EXERCISE DATA -
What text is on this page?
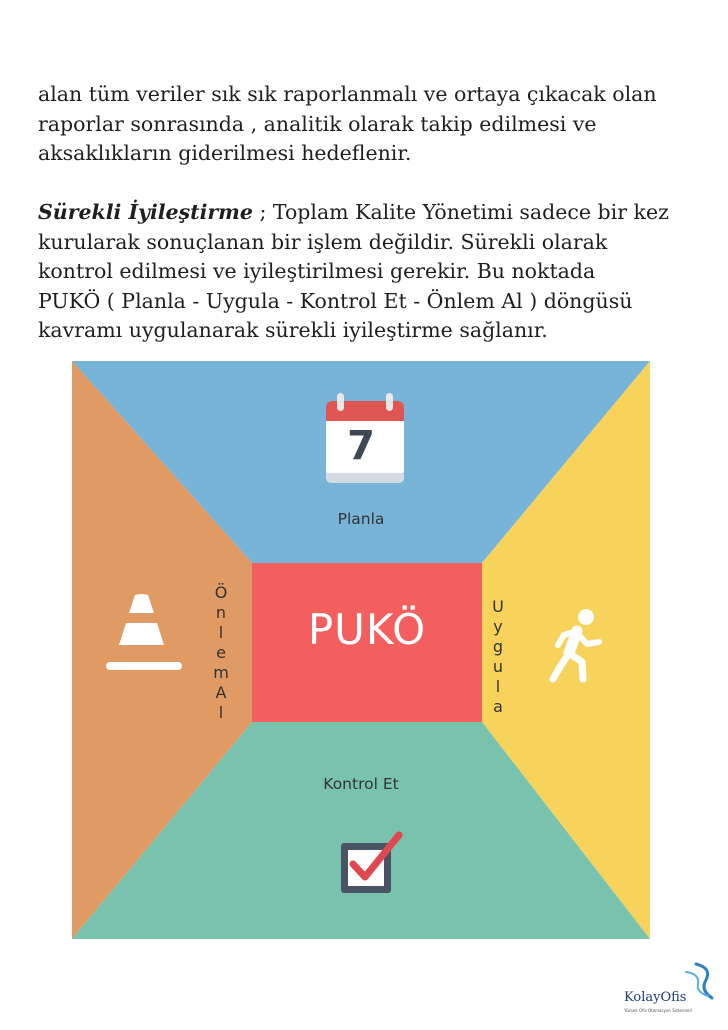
alan tüm veriler sık sık raporlanmalı ve ortaya çıkacak olan
raporlar sonrasında , analitik olarak takip edilmesi ve
aksaklıkların giderilmesi hedeflenir.
Sürekli İyileştirme ; Toplam Kalite Yönetimi sadece bir kez
kurularak sonuçlanan bir işlem değildir. Sürekli olarak
kontrol edilmesi ve iyileştirilmesi gerekir. Bu noktada
PUKÖ ( Planla - Uygula - Kontrol Et - Önlem Al ) döngüsü
kavramı uygulanarak sürekli iyileştirme sağlanır.
7
Planla
PUKÖ
Kontrol Et
Ö
n
l
e
m
A
l
U
y
g
u
l
a
KolayOfis
Yüksek Ofis Otomasyon Sistemleri
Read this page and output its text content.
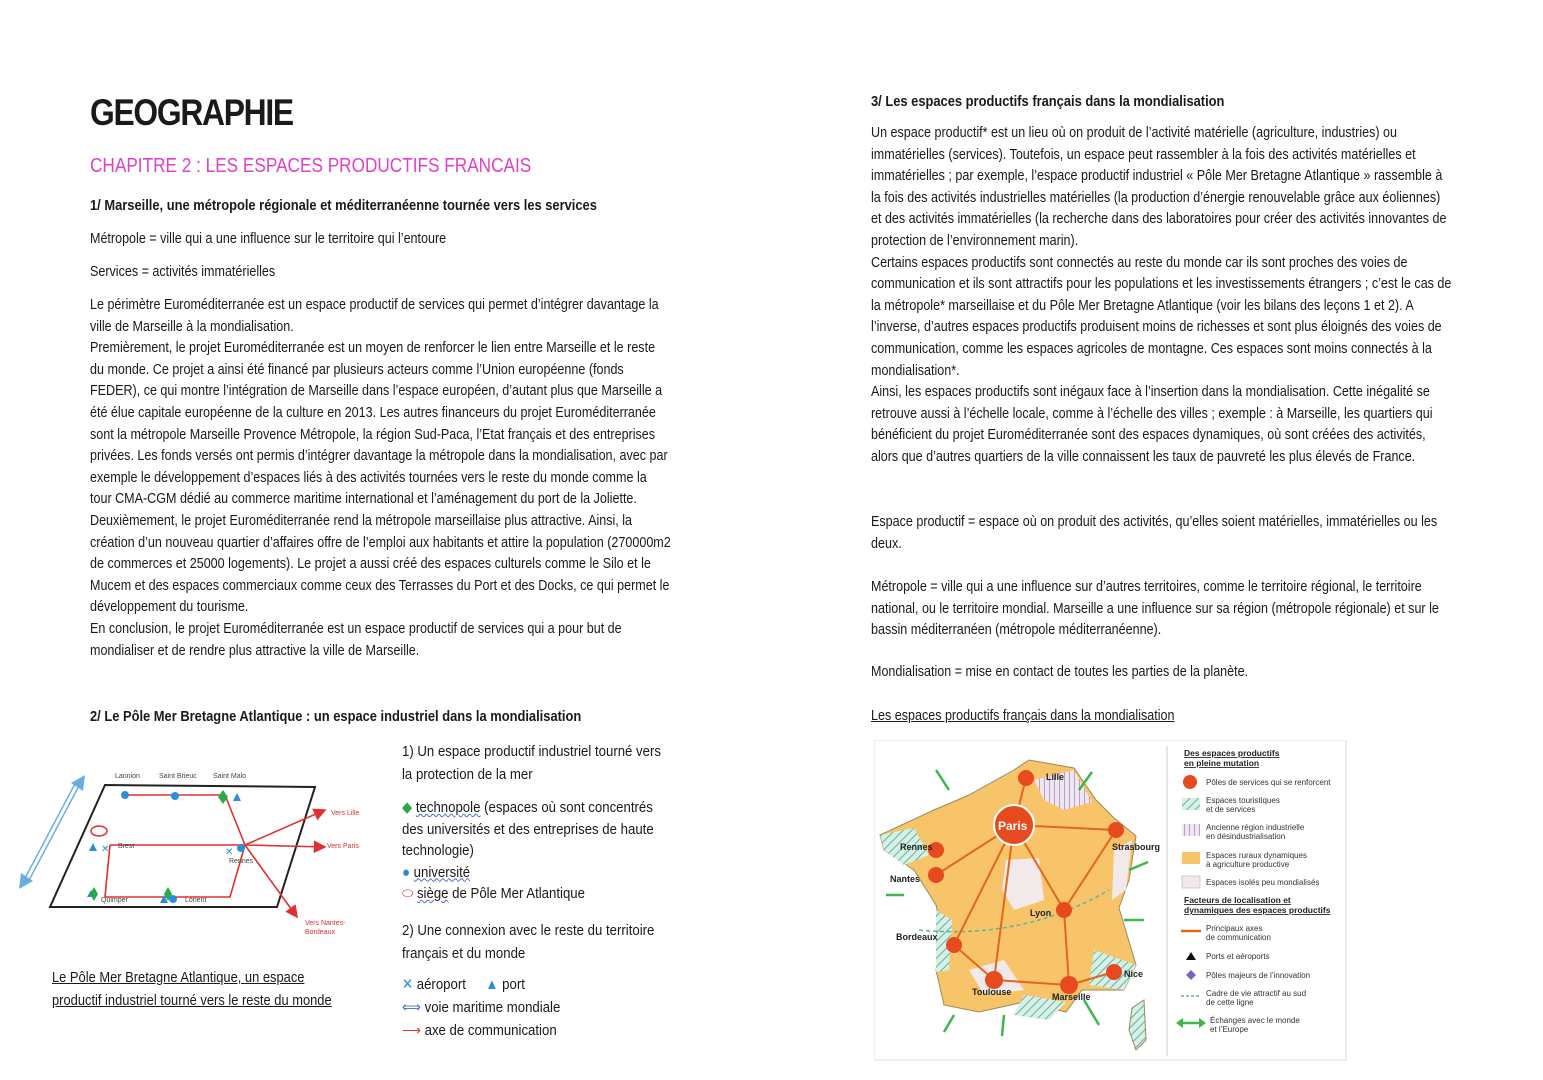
GEOGRAPHIE
CHAPITRE 2 : LES ESPACES PRODUCTIFS FRANCAIS
1/ Marseille, une métropole régionale et méditerranéenne tournée vers les services
Métropole = ville qui a une influence sur le territoire qui l’entoure
Services = activités immatérielles

Le périmètre Euroméditerranée est un espace productif de services qui permet d’intégrer davantage la ville de Marseille à la mondialisation.

Premièrement, le projet Euroméditerranée est un moyen de renforcer le lien entre Marseille et le reste du monde. Ce projet a ainsi été financé par plusieurs acteurs comme l’Union européenne (fonds FEDER), ce qui montre l’intégration de Marseille dans l’espace européen, d’autant plus que Marseille a été élue capitale européenne de la culture en 2013. Les autres financeurs du projet Euroméditerranée sont la métropole Marseille Provence Métropole, la région Sud-Paca, l’Etat français et des entreprises privées. Les fonds versés ont permis d’intégrer davantage la métropole dans la mondialisation, avec par exemple le développement d’espaces liés à des activités tournées vers le reste du monde comme la tour CMA-CGM dédié au commerce maritime international et l’aménagement du port de la Joliette.

Deuxièmement, le projet Euroméditerranée rend la métropole marseillaise plus attractive. Ainsi, la création d’un nouveau quartier d’affaires offre de l’emploi aux habitants et attire la population (270000m2 de commerces et 25000 logements). Le projet a aussi créé des espaces culturels comme le Silo et le Mucem et des espaces commerciaux comme ceux des Terrasses du Port et des Docks, ce qui permet le développement du tourisme.

En conclusion, le projet Euroméditerranée est un espace productif de services qui a pour but de mondialiser et de rendre plus attractive la ville de Marseille.

2/ Le Pôle Mer Bretagne Atlantique : un espace industriel dans la mondialisation
✕	✕
Lannion	Saint Brieuc Saint Malo
Brest
Rennes
Quimper	Lorient
Vers Lille
Vers Paris
Vers Nantes-
Bordeaux
Le Pôle Mer Bretagne Atlantique, un espace
productif industriel tourné vers le reste du monde
1) Un espace productif industriel tourné vers
la protection de la mer
◆ technopole (espaces où sont concentrés
des universités et des entreprises de haute
technologie)
● université
⬭ siège de Pôle Mer Atlantique
2) Une connexion avec le reste du territoire
français et du monde
✕ aéroport ▲ port
⟺ voie maritime mondiale
⟶ axe de communication
3/ Les espaces productifs français dans la mondialisation

Un espace productif* est un lieu où on produit de l’activité matérielle (agriculture, industries) ou immatérielles (services). Toutefois, un espace peut rassembler à la fois des activités matérielles et immatérielles ; par exemple, l’espace productif industriel « Pôle Mer Bretagne Atlantique » rassemble à la fois des activités industrielles matérielles (la production d’énergie renouvelable grâce aux éoliennes) et des activités immatérielles (la recherche dans des laboratoires pour créer des activités innovantes de protection de l’environnement marin).

Certains espaces productifs sont connectés au reste du monde car ils sont proches des voies de communication et ils sont attractifs pour les populations et les investissements étrangers ; c’est le cas de la métropole* marseillaise et du Pôle Mer Bretagne Atlantique (voir les bilans des leçons 1 et 2). A l’inverse, d’autres espaces productifs produisent moins de richesses et sont plus éloignés des voies de communication, comme les espaces agricoles de montagne. Ces espaces sont moins connectés à la mondialisation*.

Ainsi, les espaces productifs sont inégaux face à l’insertion dans la mondialisation. Cette inégalité se retrouve aussi à l’échelle locale, comme à l’échelle des villes ; exemple : à Marseille, les quartiers qui bénéficient du projet Euroméditerranée sont des espaces dynamiques, où sont créées des activités, alors que d’autres quartiers de la ville connaissent les taux de pauvreté les plus élevés de France.

Espace productif = espace où on produit des activités, qu’elles soient matérielles, immatérielles ou les deux.
Métropole = ville qui a une influence sur d’autres territoires, comme le territoire régional, le territoire national, ou le territoire mondial. Marseille a une influence sur sa région (métropole régionale) et sur le bassin méditerranéen (métropole méditerranéenne).
Mondialisation = mise en contact de toutes les parties de la planète.
Les espaces productifs français dans la mondialisation
Lille
Paris
Rennes	Strasbourg
Nantes
Lyon
Bordeaux
Nice
Toulouse	Marseille
Des espaces productifs
en pleine mutation
Pôles de services qui se renforcent
Espaces touristiques
et de services
Ancienne région industrielle
en désindustrialisation
Espaces ruraux dynamiques
à agriculture productive
Espaces isolés peu mondialisés
Facteurs de localisation et
dynamiques des espaces productifs
Principaux axes
de communication
Ports et aéroports
Pôles majeurs de l’innovation
Cadre de vie attractif au sud
de cette ligne
Échanges avec le monde
et l’Europe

EXERCISE OBJECTIVE - All of the data above should be quoted exactly, except for the pictures.

EXERCISE SOLUTION -
What text is on this page?
alan tüm veriler sık sık raporlanmalı ve ortaya çıkacak olan
raporlar sonrasında , analitik olarak takip edilmesi ve
aksaklıkların giderilmesi hedeflenir.
Sürekli İyileştirme ; Toplam Kalite Yönetimi sadece bir kez
kurularak sonuçlanan bir işlem değildir. Sürekli olarak
kontrol edilmesi ve iyileştirilmesi gerekir. Bu noktada
PUKÖ ( Planla - Uygula - Kontrol Et - Önlem Al ) döngüsü
kavramı uygulanarak sürekli iyileştirme sağlanır.
7
Planla
PUKÖ
Kontrol Et
Ö
n
l
e
m
A
l
U
y
g
u
l
a
KolayOfis
Yüksek Ofis Otomasyon Sistemleri
Read this page and output its text content.
GEOGRAPHIE
CHAPITRE 2 : LES ESPACES PRODUCTIFS FRANCAIS
1/ Marseille, une métropole régionale et méditerranéenne tournée vers les services
Métropole = ville qui a une influence sur le territoire qui l’entoure
Services = activités immatérielles

Le périmètre Euroméditerranée est un espace productif de services qui permet d’intégrer davantage la ville de Marseille à la mondialisation.

Premièrement, le projet Euroméditerranée est un moyen de renforcer le lien entre Marseille et le reste du monde. Ce projet a ainsi été financé par plusieurs acteurs comme l’Union européenne (fonds FEDER), ce qui montre l’intégration de Marseille dans l’espace européen, d’autant plus que Marseille a été élue capitale européenne de la culture en 2013. Les autres financeurs du projet Euroméditerranée sont la métropole Marseille Provence Métropole, la région Sud-Paca, l’Etat français et des entreprises privées. Les fonds versés ont permis d’intégrer davantage la métropole dans la mondialisation, avec par exemple le développement d’espaces liés à des activités tournées vers le reste du monde comme la tour CMA-CGM dédié au commerce maritime international et l’aménagement du port de la Joliette.

Deuxièmement, le projet Euroméditerranée rend la métropole marseillaise plus attractive. Ainsi, la création d’un nouveau quartier d’affaires offre de l’emploi aux habitants et attire la population (270000m2 de commerces et 25000 logements). Le projet a aussi créé des espaces culturels comme le Silo et le Mucem et des espaces commerciaux comme ceux des Terrasses du Port et des Docks, ce qui permet le développement du tourisme.

En conclusion, le projet Euroméditerranée est un espace productif de services qui a pour but de mondialiser et de rendre plus attractive la ville de Marseille.

2/ Le Pôle Mer Bretagne Atlantique : un espace industriel dans la mondialisation
✕	✕
Lannion	Saint Brieuc Saint Malo
Brest
Rennes
Quimper	Lorient
Vers Lille
Vers Paris
Vers Nantes-
Bordeaux
Le Pôle Mer Bretagne Atlantique, un espace
productif industriel tourné vers le reste du monde
1) Un espace productif industriel tourné vers
la protection de la mer
◆ technopole (espaces où sont concentrés
des universités et des entreprises de haute
technologie)
● université
⬭ siège de Pôle Mer Atlantique
2) Une connexion avec le reste du territoire
français et du monde
✕ aéroport ▲ port
⟺ voie maritime mondiale
⟶ axe de communication
3/ Les espaces productifs français dans la mondialisation

Un espace productif* est un lieu où on produit de l’activité matérielle (agriculture, industries) ou immatérielles (services). Toutefois, un espace peut rassembler à la fois des activités matérielles et immatérielles ; par exemple, l’espace productif industriel « Pôle Mer Bretagne Atlantique » rassemble à la fois des activités industrielles matérielles (la production d’énergie renouvelable grâce aux éoliennes) et des activités immatérielles (la recherche dans des laboratoires pour créer des activités innovantes de protection de l’environnement marin).

Certains espaces productifs sont connectés au reste du monde car ils sont proches des voies de communication et ils sont attractifs pour les populations et les investissements étrangers ; c’est le cas de la métropole* marseillaise et du Pôle Mer Bretagne Atlantique (voir les bilans des leçons 1 et 2). A l’inverse, d’autres espaces productifs produisent moins de richesses et sont plus éloignés des voies de communication, comme les espaces agricoles de montagne. Ces espaces sont moins connectés à la mondialisation*.

Ainsi, les espaces productifs sont inégaux face à l’insertion dans la mondialisation. Cette inégalité se retrouve aussi à l’échelle locale, comme à l’échelle des villes ; exemple : à Marseille, les quartiers qui bénéficient du projet Euroméditerranée sont des espaces dynamiques, où sont créées des activités, alors que d’autres quartiers de la ville connaissent les taux de pauvreté les plus élevés de France.

Espace productif = espace où on produit des activités, qu’elles soient matérielles, immatérielles ou les deux.
Métropole = ville qui a une influence sur d’autres territoires, comme le territoire régional, le territoire national, ou le territoire mondial. Marseille a une influence sur sa région (métropole régionale) et sur le bassin méditerranéen (métropole méditerranéenne).
Mondialisation = mise en contact de toutes les parties de la planète.
Les espaces productifs français dans la mondialisation
Lille
Paris
Rennes	Strasbourg
Nantes
Lyon
Bordeaux
Nice
Toulouse	Marseille
Des espaces productifs
en pleine mutation
Pôles de services qui se renforcent
Espaces touristiques
et de services
Ancienne région industrielle
en désindustrialisation
Espaces ruraux dynamiques
à agriculture productive
Espaces isolés peu mondialisés
Facteurs de localisation et
dynamiques des espaces productifs
Principaux axes
de communication
Ports et aéroports
Pôles majeurs de l’innovation
Cadre de vie attractif au sud
de cette ligne
Échanges avec le monde
et l’Europe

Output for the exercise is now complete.